▶ DATA ENTRIES
====
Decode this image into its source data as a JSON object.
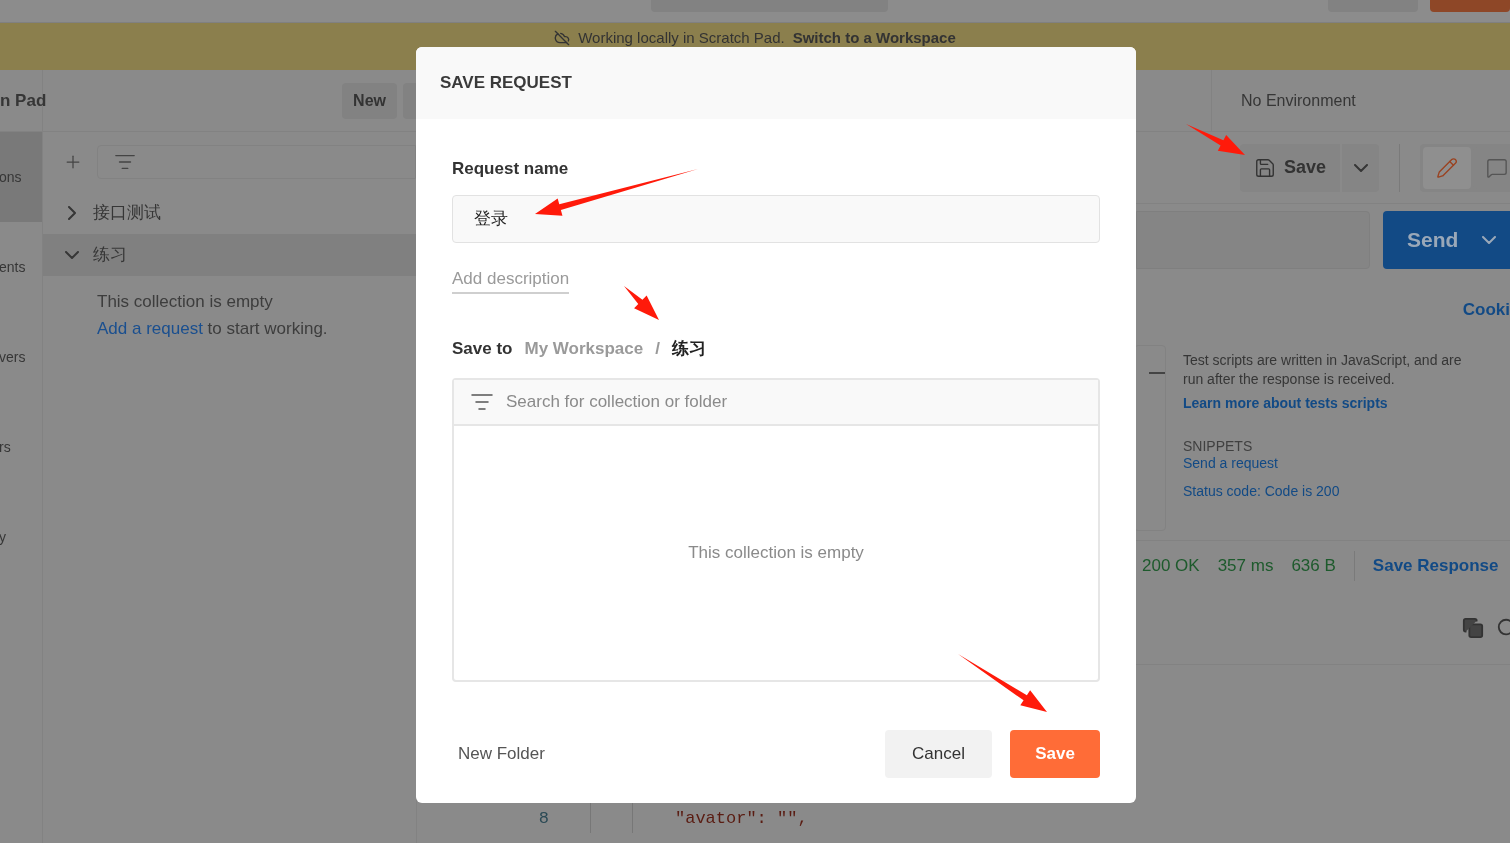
{
  "banner": {
    "text": "Working locally in Scratch Pad.",
    "link": "Switch to a Workspace"
  },
  "sidebar": {
    "items": [
      {
        "label": "ons",
        "selected": true
      },
      {
        "label": "ents",
        "selected": false
      },
      {
        "label": "vers",
        "selected": false
      },
      {
        "label": "rs",
        "selected": false
      },
      {
        "label": "y",
        "selected": false
      }
    ]
  },
  "scratch_pad": {
    "title": "n Pad",
    "new_button": "New",
    "collections": [
      {
        "name": "接口测试",
        "expanded": false
      },
      {
        "name": "练习",
        "expanded": true
      }
    ],
    "empty_text": "This collection is empty",
    "empty_link": "Add a request",
    "empty_after": " to start working."
  },
  "environment": "No Environment",
  "request": {
    "save": "Save",
    "send": "Send",
    "cookies": "Cooki",
    "modes": [
      {
        "kind": "edit",
        "selected": true
      },
      {
        "kind": "comment",
        "selected": false
      }
    ]
  },
  "tests": {
    "description": "Test scripts are written in JavaScript, and are run after the response is received.",
    "link": "Learn more about tests scripts",
    "snippets_title": "SNIPPETS",
    "snippets": [
      "Send a request",
      "Status code: Code is 200"
    ]
  },
  "response": {
    "status": "200 OK",
    "time": "357 ms",
    "size": "636 B",
    "save": "Save Response"
  },
  "code": {
    "line": "8",
    "text": "\"avator\": \"\","
  },
  "dialog": {
    "title": "SAVE REQUEST",
    "name_label": "Request name",
    "name_value": "登录",
    "add_description": "Add description",
    "save_to_label": "Save to",
    "path": [
      {
        "label": "My Workspace",
        "current": false
      },
      {
        "label": "练习",
        "current": true
      }
    ],
    "separator": "/",
    "search_placeholder": "Search for collection or folder",
    "empty_text": "This collection is empty",
    "new_folder": "New Folder",
    "cancel": "Cancel",
    "save": "Save"
  }
}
====
▶ SET PROBLEM
Count every line in the entries above where the word "Workspace" appears; respond with the number alone.

▶ FINISHED TASK
2